WRITTEN INSTRUCTION A » List every example of a sugar added to foods that the sugars labelling text below gives.
┄┄┄┄┄┄┄┄┄┄┄┄┄┄┄┄┄┄┄┄
April 02, 2020

Background on Sugars Labelling 

Did you know? The Canadian government is making several important changes to the Nutrition Facts table and List of Ingredients on food labels. The food industry has until 2022 to make these changes , however you may be seeing these new food  labels appear on certain products right now! 

A cornerstone of these changes to food labelling is providing additional information on sugars, including the addition of a Daily Value for total sugars in the Nutrition Facts table. 

  • Total sugars includes sugars found in fruits, vegetables, and milk products, as well as sugars that are added to foods (e.g. sugar, brown sugar, glucose-fructose (i.e. high fructose corn syrup), honey, maple syrup, concentrated fruit juice)
  • The Daily Value of 100 grams total sugars is based on 20% of a 2,000 Calorie diet. According to Health Canada, "this value is not a recommended level of intake. Instead it is the amount of total sugars that is consistent with a healthy eating pattern. That is, a diet where sugars come mostly from fruit, vegetables, and plain milk".
┄┄┄┄┄┄┄┄┄┄┄┄┄┄┄┄┄┄┄┄
WRITTEN INSTRUCTION B » From the rows below, copy out the lines starting at the one containing "data-label: 23.9 — [638, 320, 682, 341]" and ending at the one containing "y-tick-label: 40 — [49, 80, 80, 106]", both included, unchanged.

INPUT »
┄┄┄┄┄┄┄┄┄┄┄┄┄┄┄┄┄┄┄┄
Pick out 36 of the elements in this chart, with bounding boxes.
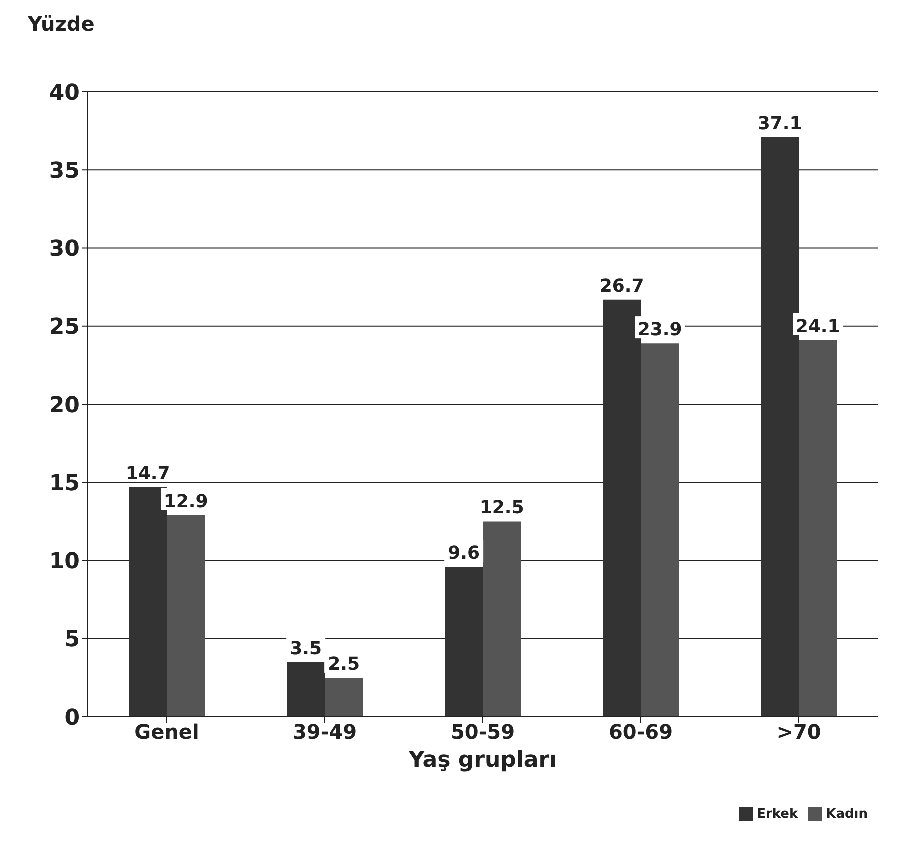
data-label: 23.9 — [638, 320, 682, 341]
legend-label: Erkek — [757, 807, 798, 822]
x-tick-label: 50-59 — [451, 720, 515, 744]
y-tick-label: 35 — [49, 158, 80, 184]
data-label: 9.6 — [448, 543, 480, 564]
legend-label: Kadın — [826, 807, 868, 822]
x-tick-label: 60-69 — [609, 720, 673, 744]
data-label: 14.7 — [126, 463, 170, 484]
x-tick-label: Genel — [134, 720, 200, 744]
y-tick-label: 20 — [49, 393, 80, 418]
y-tick-label: 40 — [49, 80, 80, 106]
y-tick-label: 30 — [49, 237, 80, 262]
x-axis-title: Yaş grupları — [408, 748, 558, 773]
x-tick-label: 39-49 — [293, 720, 357, 744]
y-axis-title: Yüzde — [27, 11, 96, 38]
data-label: 2.5 — [328, 654, 360, 675]
bar — [287, 662, 326, 717]
data-label: 3.5 — [290, 638, 322, 660]
data-label: 12.5 — [480, 498, 524, 519]
bar — [129, 487, 168, 717]
y-tick-label: 5 — [64, 628, 80, 653]
y-tick-label: 0 — [64, 706, 80, 731]
y-tick-label: 25 — [49, 315, 80, 340]
bar — [641, 344, 680, 717]
bar — [445, 567, 484, 717]
bar — [483, 522, 522, 717]
bar — [799, 340, 838, 717]
data-label: 24.1 — [796, 316, 840, 338]
data-label: 37.1 — [758, 113, 802, 134]
y-tick-label: 15 — [49, 471, 80, 496]
data-label: 26.7 — [600, 276, 644, 297]
bar — [325, 678, 364, 717]
bar — [167, 515, 206, 717]
x-tick-label: >70 — [776, 720, 822, 744]
y-tick-label: 10 — [49, 550, 80, 575]
data-label: 12.9 — [164, 491, 208, 512]
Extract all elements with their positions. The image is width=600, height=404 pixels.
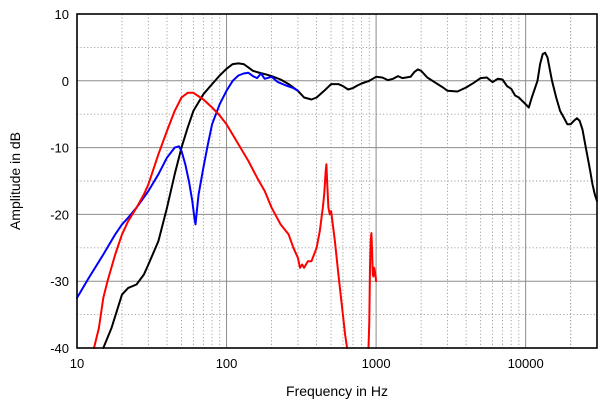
series-line-4 bbox=[367, 232, 378, 349]
grid bbox=[77, 14, 597, 348]
series-line-3 bbox=[93, 91, 349, 349]
x-axis-title: Frequency in Hz bbox=[286, 383, 388, 399]
x-tick-label: 1000 bbox=[362, 356, 391, 371]
x-tick-label: 10000 bbox=[508, 356, 544, 371]
y-tick-label: -30 bbox=[50, 274, 69, 289]
y-axis-title: Amplitude in dB bbox=[7, 132, 23, 230]
y-tick-label: -20 bbox=[50, 207, 69, 222]
series-line-1 bbox=[102, 51, 598, 349]
series-line-2 bbox=[76, 71, 299, 299]
x-tick-label: 10 bbox=[70, 356, 84, 371]
series-group bbox=[76, 51, 598, 349]
y-tick-label: -40 bbox=[50, 341, 69, 356]
plot-frame bbox=[76, 13, 598, 349]
x-tick-label: 100 bbox=[216, 356, 238, 371]
y-tick-label: -10 bbox=[50, 141, 69, 156]
y-tick-label: 0 bbox=[62, 74, 69, 89]
y-tick-labels: 10 0 -10 -20 -30 -40 bbox=[50, 7, 69, 356]
x-tick-labels: 10 100 1000 10000 bbox=[70, 356, 544, 371]
y-tick-label: 10 bbox=[55, 7, 69, 22]
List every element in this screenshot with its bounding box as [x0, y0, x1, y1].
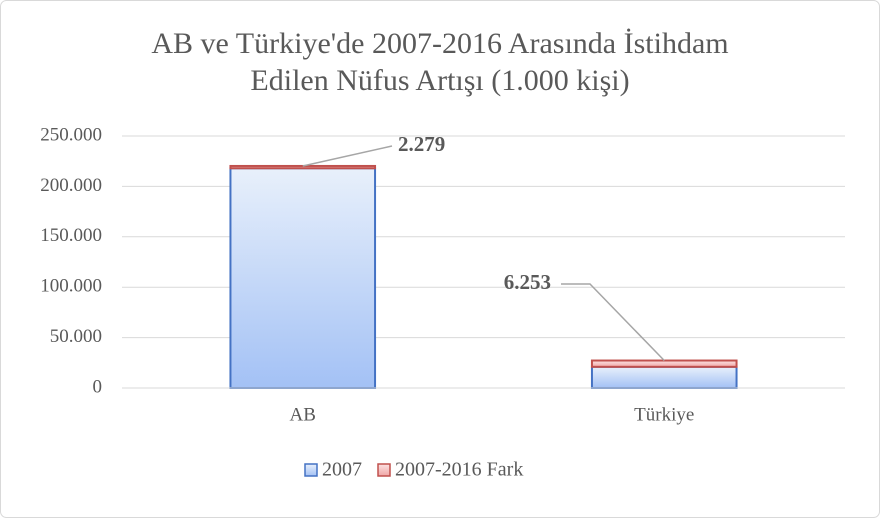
- y-tick-label: 150.000: [40, 225, 102, 246]
- bar-segment: [590, 365, 738, 389]
- y-tick-label: 250.000: [40, 124, 102, 145]
- legend-swatch: [377, 463, 391, 477]
- bar-segment: [229, 167, 377, 389]
- data-label: 2.279: [398, 132, 445, 156]
- y-tick-label: 100.000: [40, 276, 102, 297]
- bar-segment: [590, 359, 738, 368]
- leader-line: [302, 145, 393, 167]
- bar-segment: [229, 164, 377, 170]
- legend-label: 2007: [322, 459, 362, 481]
- y-tick-label: 50.000: [50, 326, 102, 347]
- data-label: 6.253: [504, 270, 551, 294]
- chart-title: AB ve Türkiye'de 2007-2016 Arasında İsti…: [151, 27, 728, 60]
- legend-swatch: [304, 463, 318, 477]
- legend-label: 2007-2016 Fark: [395, 459, 523, 481]
- x-tick-label: Türkiye: [634, 404, 694, 425]
- y-tick-label: 0: [93, 376, 103, 397]
- x-tick-label: AB: [290, 404, 316, 425]
- y-tick-label: 200.000: [40, 175, 102, 196]
- chart-title: Edilen Nüfus Artışı (1.000 kişi): [250, 64, 629, 97]
- leader-line: [561, 283, 665, 362]
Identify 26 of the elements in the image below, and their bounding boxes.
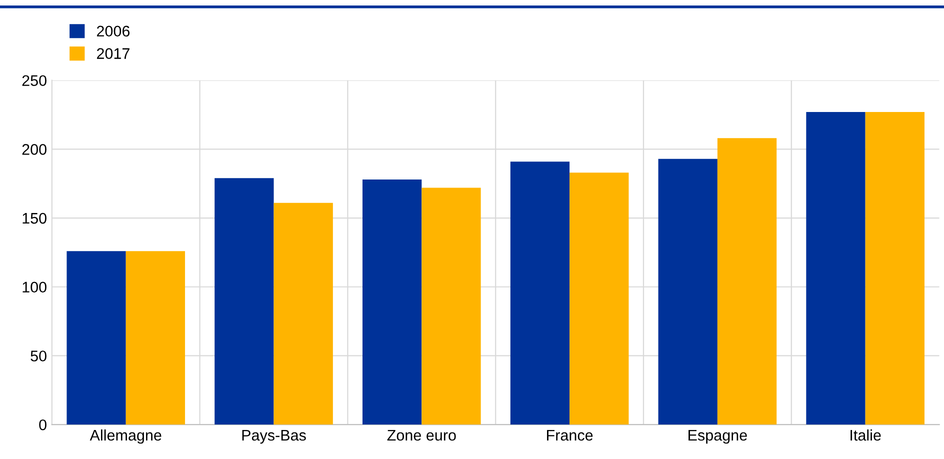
x-tick-label: France: [547, 430, 593, 441]
bar: [806, 112, 866, 425]
bar: [865, 112, 924, 425]
x-tick-label: Italie: [850, 429, 881, 441]
bar: [274, 202, 333, 425]
y-tick-label: 150: [22, 212, 46, 224]
bar: [214, 178, 274, 425]
x-tick-label: Zone euro: [387, 430, 456, 441]
x-tick-label: Allemagne: [90, 429, 162, 444]
y-tick-label: 50: [30, 350, 46, 362]
bar: [510, 162, 570, 425]
x-tick-label: Pays-Bas: [242, 430, 306, 444]
bar: [362, 179, 422, 425]
y-tick-label: 0: [39, 419, 46, 430]
bar: [126, 251, 186, 425]
bar: [570, 172, 629, 425]
y-tick-label: 250: [22, 75, 46, 86]
bar: [658, 158, 718, 425]
bar: [422, 188, 481, 425]
legend-label: 2006: [96, 26, 130, 37]
y-tick-label: 200: [22, 144, 46, 155]
y-tick-label: 100: [22, 282, 46, 293]
bar: [66, 251, 126, 425]
x-tick-label: Espagne: [688, 430, 747, 444]
legend-label: 2017: [96, 48, 130, 59]
bar: [717, 138, 777, 425]
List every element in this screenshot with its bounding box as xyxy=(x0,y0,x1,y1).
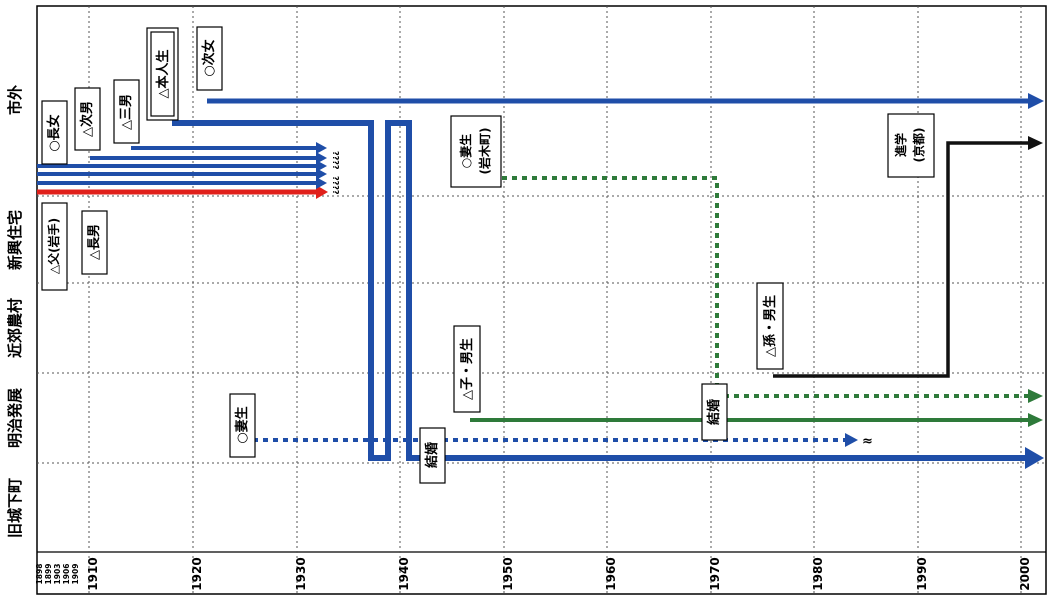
label-second-daughter: ○次女 xyxy=(196,26,223,91)
year-label-1930: 1930 xyxy=(294,557,308,590)
year-label-1910: 1910 xyxy=(86,557,100,590)
year-label-small: 1898 xyxy=(35,564,44,585)
label-wife-born: ○妻生 xyxy=(229,393,256,458)
year-label-1970: 1970 xyxy=(708,557,722,590)
arrowhead-third-son xyxy=(316,142,327,154)
zone-label-kyujo: 旧城下町 xyxy=(6,478,24,538)
year-label-1940: 1940 xyxy=(397,557,411,590)
death-mark: ≈ xyxy=(862,434,873,449)
unknown-mark: ???? xyxy=(331,151,340,170)
zone-label-kinko: 近郊農村 xyxy=(6,298,24,358)
child-path xyxy=(470,413,1043,427)
label-text: △本人生 xyxy=(155,50,171,99)
label-box xyxy=(450,115,502,188)
label-text: ○次女 xyxy=(201,39,217,76)
label-box xyxy=(756,282,784,370)
arrowhead-father xyxy=(316,185,328,199)
zone-label-meiji: 明治発展 xyxy=(6,388,24,448)
plot-frame xyxy=(36,5,1047,595)
label-box xyxy=(887,113,935,178)
label-text: 結婚 xyxy=(706,399,722,425)
year-label-small: 1909 xyxy=(71,564,80,585)
arrowhead-sibling-a xyxy=(316,160,327,172)
wife-path: ≈ xyxy=(243,433,873,449)
arrowhead-eldest-son xyxy=(316,177,327,189)
label-text: △三男 xyxy=(119,94,134,130)
sibling-lines: ???? ???? xyxy=(37,142,340,199)
label-eldest-daughter: ○長女 xyxy=(41,100,68,165)
year-labels: 1898 1899 1903 1906 1909 1910 1920 1930 … xyxy=(35,557,1032,590)
label-box xyxy=(419,427,446,484)
arrowhead-subject xyxy=(1025,447,1044,469)
arrowhead-child xyxy=(1028,413,1043,427)
label-text-line1: ○妻生 xyxy=(458,134,473,168)
label-second-son: △次男 xyxy=(74,87,101,151)
year-label-2000: 2000 xyxy=(1018,557,1032,590)
zone-label-shinko: 新興住宅 xyxy=(6,210,24,270)
label-text: ○妻生 xyxy=(234,406,250,443)
label-box xyxy=(113,79,140,144)
year-label-small: 1906 xyxy=(62,564,71,585)
year-label-1980: 1980 xyxy=(811,557,825,590)
label-father: △父(岩手) xyxy=(41,202,68,291)
label-eldest-son: △長男 xyxy=(81,210,108,275)
label-grandson-born: △孫・男生 xyxy=(756,282,784,370)
label-box xyxy=(41,202,68,291)
label-marriage-child: 結婚 xyxy=(701,383,728,441)
unknown-mark: ???? xyxy=(331,176,340,195)
label-box xyxy=(81,210,108,275)
child-wife-path xyxy=(502,176,1043,403)
label-box xyxy=(229,393,256,458)
year-label-1920: 1920 xyxy=(190,557,204,590)
arrowhead-second-daughter xyxy=(1028,93,1044,109)
label-box xyxy=(150,31,175,117)
label-text-line2: (岩木町) xyxy=(477,128,492,175)
label-subject-born: △本人生 xyxy=(146,27,179,121)
grandchild-path xyxy=(773,136,1043,378)
label-text-line2: (京都) xyxy=(911,128,926,163)
arrowhead-grandchild xyxy=(1028,136,1043,150)
year-label-1960: 1960 xyxy=(604,557,618,590)
grid xyxy=(36,5,1047,595)
label-marriage-subject: 結婚 xyxy=(419,427,446,484)
label-box xyxy=(701,383,728,441)
year-label-small: 1899 xyxy=(44,564,53,585)
label-text: ○長女 xyxy=(46,114,62,151)
zone-labels: 市外 新興住宅 近郊農村 明治発展 旧城下町 xyxy=(6,85,24,538)
year-label-1990: 1990 xyxy=(915,557,929,590)
label-box xyxy=(453,325,481,413)
label-text: △子・男生 xyxy=(459,338,475,400)
label-third-son: △三男 xyxy=(113,79,140,144)
label-son-born: △子・男生 xyxy=(453,325,481,413)
label-box xyxy=(196,26,223,91)
label-text: △父(岩手) xyxy=(46,218,61,274)
line-grandchild xyxy=(773,141,1028,378)
year-label-1950: 1950 xyxy=(501,557,515,590)
arrowhead-eldest-daughter xyxy=(316,168,327,180)
label-text-line1: 進学 xyxy=(893,133,908,157)
label-wife-iwaki: ○妻生 (岩木町) xyxy=(450,115,502,188)
label-text: △次男 xyxy=(79,101,95,137)
label-box xyxy=(74,87,101,151)
zone-label-shigai: 市外 xyxy=(6,85,24,115)
label-text: △長男 xyxy=(87,224,102,260)
arrowhead-second-son xyxy=(316,152,327,164)
label-boxes: ○長女 △次男 △三男 △本人生 ○次女 △父(岩手) △長男 xyxy=(41,26,935,484)
line-subject xyxy=(172,120,1025,461)
label-box xyxy=(41,100,68,165)
label-study-kyoto: 進学 (京都) xyxy=(887,113,935,178)
second-daughter-line xyxy=(207,93,1044,109)
year-label-small: 1903 xyxy=(53,564,62,585)
label-text: 結婚 xyxy=(424,442,440,468)
arrowhead-wife xyxy=(845,433,858,447)
line-child-wife xyxy=(502,176,1028,398)
subject-path xyxy=(172,120,1044,469)
arrowhead-child-wife xyxy=(1028,389,1043,403)
label-text: △孫・男生 xyxy=(762,295,778,357)
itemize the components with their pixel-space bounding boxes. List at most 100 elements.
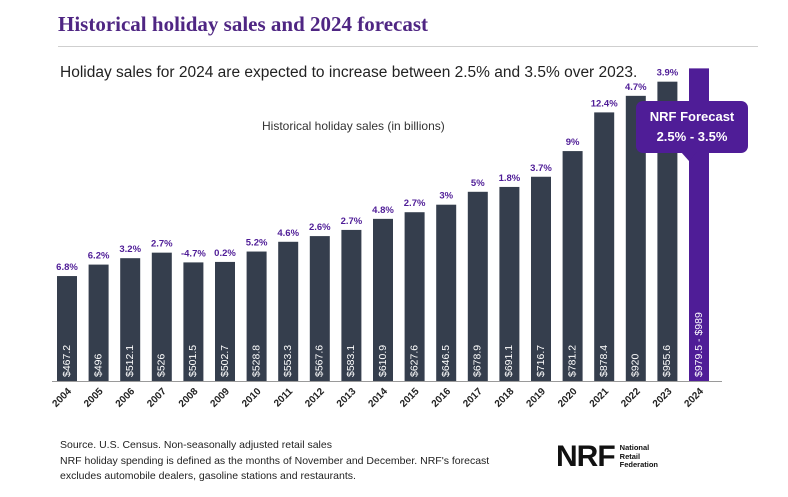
┄┄┄┄┄┄┄┄┄┄┄┄┄┄┄┄┄┄┄┄
WORKED ANSWER A »
sugar
brown sugar
glucose-fructose (i.e. high fructose corn syrup)
honey
maple syrup
concentrated fruit juice

WORKED ANSWER B »
data-label: 23.9 — [638, 320, 682, 341]
legend-label: Erkek — [757, 807, 798, 822]
x-tick-label: 50-59 — [451, 720, 515, 744]
y-tick-label: 35 — [49, 158, 80, 184]
data-label: 9.6 — [448, 543, 480, 564]
legend-label: Kadın — [826, 807, 868, 822]
x-tick-label: 60-69 — [609, 720, 673, 744]
data-label: 14.7 — [126, 463, 170, 484]
x-tick-label: Genel — [134, 720, 200, 744]
y-tick-label: 20 — [49, 393, 80, 418]
y-tick-label: 40 — [49, 80, 80, 106]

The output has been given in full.